*GIVEN PROBLEM*. Return every line of the records below verbatim, with no changes.

*PROVIDED DATA*.
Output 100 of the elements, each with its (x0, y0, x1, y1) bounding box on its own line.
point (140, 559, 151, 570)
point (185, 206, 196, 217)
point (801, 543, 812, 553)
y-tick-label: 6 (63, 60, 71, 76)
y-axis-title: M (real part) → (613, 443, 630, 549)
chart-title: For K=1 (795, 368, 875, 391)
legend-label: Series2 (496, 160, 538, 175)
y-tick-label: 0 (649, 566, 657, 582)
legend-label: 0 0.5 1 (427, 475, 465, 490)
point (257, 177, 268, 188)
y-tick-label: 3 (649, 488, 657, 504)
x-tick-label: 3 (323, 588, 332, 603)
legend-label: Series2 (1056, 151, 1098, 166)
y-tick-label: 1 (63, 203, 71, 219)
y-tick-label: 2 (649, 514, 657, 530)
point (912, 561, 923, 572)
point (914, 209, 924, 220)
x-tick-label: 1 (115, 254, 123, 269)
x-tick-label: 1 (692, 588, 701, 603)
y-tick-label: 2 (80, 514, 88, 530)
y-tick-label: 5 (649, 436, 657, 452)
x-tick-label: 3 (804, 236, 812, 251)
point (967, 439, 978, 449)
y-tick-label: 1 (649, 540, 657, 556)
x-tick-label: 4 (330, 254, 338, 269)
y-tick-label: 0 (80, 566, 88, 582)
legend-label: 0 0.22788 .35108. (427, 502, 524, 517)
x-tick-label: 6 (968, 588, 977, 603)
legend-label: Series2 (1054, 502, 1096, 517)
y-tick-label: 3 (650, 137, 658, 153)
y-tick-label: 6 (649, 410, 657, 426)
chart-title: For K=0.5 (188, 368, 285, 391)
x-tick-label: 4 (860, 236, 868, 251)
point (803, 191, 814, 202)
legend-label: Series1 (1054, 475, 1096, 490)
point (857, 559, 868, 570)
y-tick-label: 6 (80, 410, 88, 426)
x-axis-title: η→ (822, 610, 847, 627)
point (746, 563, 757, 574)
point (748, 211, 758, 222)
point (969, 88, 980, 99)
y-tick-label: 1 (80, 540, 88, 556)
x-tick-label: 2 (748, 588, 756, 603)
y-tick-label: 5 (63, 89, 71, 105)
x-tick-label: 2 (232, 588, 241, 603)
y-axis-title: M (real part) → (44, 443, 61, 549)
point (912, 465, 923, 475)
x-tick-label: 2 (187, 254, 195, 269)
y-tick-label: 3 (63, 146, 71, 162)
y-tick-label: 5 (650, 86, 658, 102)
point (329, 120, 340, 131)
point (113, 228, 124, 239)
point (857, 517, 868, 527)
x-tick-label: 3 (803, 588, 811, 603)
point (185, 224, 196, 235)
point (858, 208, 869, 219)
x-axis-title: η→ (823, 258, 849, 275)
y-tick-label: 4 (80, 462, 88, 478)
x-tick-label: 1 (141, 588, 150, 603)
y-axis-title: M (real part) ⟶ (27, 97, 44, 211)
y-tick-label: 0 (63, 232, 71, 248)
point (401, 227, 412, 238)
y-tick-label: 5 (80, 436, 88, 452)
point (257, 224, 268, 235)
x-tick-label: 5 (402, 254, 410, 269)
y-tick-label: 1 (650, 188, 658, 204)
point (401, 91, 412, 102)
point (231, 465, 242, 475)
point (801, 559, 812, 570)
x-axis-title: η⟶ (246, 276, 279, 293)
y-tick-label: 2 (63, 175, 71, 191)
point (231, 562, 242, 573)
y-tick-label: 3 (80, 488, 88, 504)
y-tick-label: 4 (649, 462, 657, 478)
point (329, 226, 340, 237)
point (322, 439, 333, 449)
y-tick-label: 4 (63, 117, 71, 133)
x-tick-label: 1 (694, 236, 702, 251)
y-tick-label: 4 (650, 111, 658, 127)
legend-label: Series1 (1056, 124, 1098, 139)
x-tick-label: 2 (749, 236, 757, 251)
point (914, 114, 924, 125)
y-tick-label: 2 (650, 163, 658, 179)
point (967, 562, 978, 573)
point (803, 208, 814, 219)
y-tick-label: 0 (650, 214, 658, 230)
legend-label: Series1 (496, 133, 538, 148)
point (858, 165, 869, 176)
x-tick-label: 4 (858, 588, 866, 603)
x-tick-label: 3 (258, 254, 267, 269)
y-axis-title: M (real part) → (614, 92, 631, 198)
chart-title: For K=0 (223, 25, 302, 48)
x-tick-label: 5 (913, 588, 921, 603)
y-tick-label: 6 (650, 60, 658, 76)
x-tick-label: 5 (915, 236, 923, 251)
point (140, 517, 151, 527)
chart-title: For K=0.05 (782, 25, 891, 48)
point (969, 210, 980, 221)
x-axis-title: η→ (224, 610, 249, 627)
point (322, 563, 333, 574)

*WRITTEN ANSWER*.
Output 100 of the elements, each with its (x0, y0, x1, y1) bounding box on its own line.
point (140, 559, 151, 570)
point (185, 206, 196, 217)
point (801, 543, 812, 553)
y-tick-label: 6 (63, 60, 71, 76)
y-axis-title: M (real part) → (613, 443, 630, 549)
chart-title: For K=1 (795, 368, 875, 391)
legend-label: Series2 (496, 160, 538, 175)
y-tick-label: 0 (649, 566, 657, 582)
legend-label: 0 0.5 1 (427, 475, 465, 490)
point (257, 177, 268, 188)
y-tick-label: 3 (649, 488, 657, 504)
x-tick-label: 3 (323, 588, 332, 603)
legend-label: Series2 (1056, 151, 1098, 166)
y-tick-label: 1 (63, 203, 71, 219)
y-tick-label: 2 (649, 514, 657, 530)
point (912, 561, 923, 572)
point (914, 209, 924, 220)
x-tick-label: 1 (115, 254, 123, 269)
x-tick-label: 1 (692, 588, 701, 603)
y-tick-label: 2 (80, 514, 88, 530)
y-tick-label: 5 (649, 436, 657, 452)
x-tick-label: 3 (804, 236, 812, 251)
point (967, 439, 978, 449)
y-tick-label: 1 (649, 540, 657, 556)
x-tick-label: 4 (330, 254, 338, 269)
y-tick-label: 0 (80, 566, 88, 582)
legend-label: 0 0.22788 .35108. (427, 502, 524, 517)
x-tick-label: 6 (968, 588, 977, 603)
legend-label: Series2 (1054, 502, 1096, 517)
y-tick-label: 3 (650, 137, 658, 153)
y-tick-label: 6 (649, 410, 657, 426)
chart-title: For K=0.5 (188, 368, 285, 391)
x-tick-label: 4 (860, 236, 868, 251)
point (803, 191, 814, 202)
legend-label: Series1 (1054, 475, 1096, 490)
point (857, 559, 868, 570)
y-tick-label: 6 (80, 410, 88, 426)
x-axis-title: η→ (822, 610, 847, 627)
point (746, 563, 757, 574)
point (748, 211, 758, 222)
point (969, 88, 980, 99)
y-tick-label: 1 (80, 540, 88, 556)
x-tick-label: 2 (748, 588, 756, 603)
y-tick-label: 5 (63, 89, 71, 105)
x-tick-label: 2 (232, 588, 241, 603)
y-axis-title: M (real part) → (44, 443, 61, 549)
point (912, 465, 923, 475)
x-tick-label: 2 (187, 254, 195, 269)
y-tick-label: 3 (63, 146, 71, 162)
y-tick-label: 5 (650, 86, 658, 102)
point (329, 120, 340, 131)
point (113, 228, 124, 239)
point (857, 517, 868, 527)
x-tick-label: 3 (803, 588, 811, 603)
point (185, 224, 196, 235)
point (858, 208, 869, 219)
x-axis-title: η→ (823, 258, 849, 275)
y-tick-label: 4 (80, 462, 88, 478)
x-tick-label: 1 (141, 588, 150, 603)
y-axis-title: M (real part) ⟶ (27, 97, 44, 211)
y-tick-label: 0 (63, 232, 71, 248)
point (401, 227, 412, 238)
y-tick-label: 5 (80, 436, 88, 452)
point (257, 224, 268, 235)
x-tick-label: 5 (402, 254, 410, 269)
y-tick-label: 1 (650, 188, 658, 204)
point (401, 91, 412, 102)
point (231, 465, 242, 475)
point (801, 559, 812, 570)
x-axis-title: η⟶ (246, 276, 279, 293)
y-tick-label: 2 (63, 175, 71, 191)
point (231, 562, 242, 573)
y-tick-label: 3 (80, 488, 88, 504)
y-tick-label: 4 (649, 462, 657, 478)
point (329, 226, 340, 237)
point (322, 439, 333, 449)
y-tick-label: 4 (63, 117, 71, 133)
x-tick-label: 1 (694, 236, 702, 251)
y-tick-label: 4 (650, 111, 658, 127)
legend-label: Series1 (1056, 124, 1098, 139)
x-tick-label: 2 (749, 236, 757, 251)
point (914, 114, 924, 125)
y-tick-label: 2 (650, 163, 658, 179)
point (967, 562, 978, 573)
point (803, 208, 814, 219)
y-tick-label: 0 (650, 214, 658, 230)
legend-label: Series1 (496, 133, 538, 148)
point (858, 165, 869, 176)
x-tick-label: 4 (858, 588, 866, 603)
x-tick-label: 3 (258, 254, 267, 269)
y-axis-title: M (real part) → (614, 92, 631, 198)
chart-title: For K=0 (223, 25, 302, 48)
x-tick-label: 5 (913, 588, 921, 603)
y-tick-label: 6 (650, 60, 658, 76)
x-tick-label: 5 (915, 236, 923, 251)
point (140, 517, 151, 527)
chart-title: For K=0.05 (782, 25, 891, 48)
point (969, 210, 980, 221)
x-axis-title: η→ (224, 610, 249, 627)
point (322, 563, 333, 574)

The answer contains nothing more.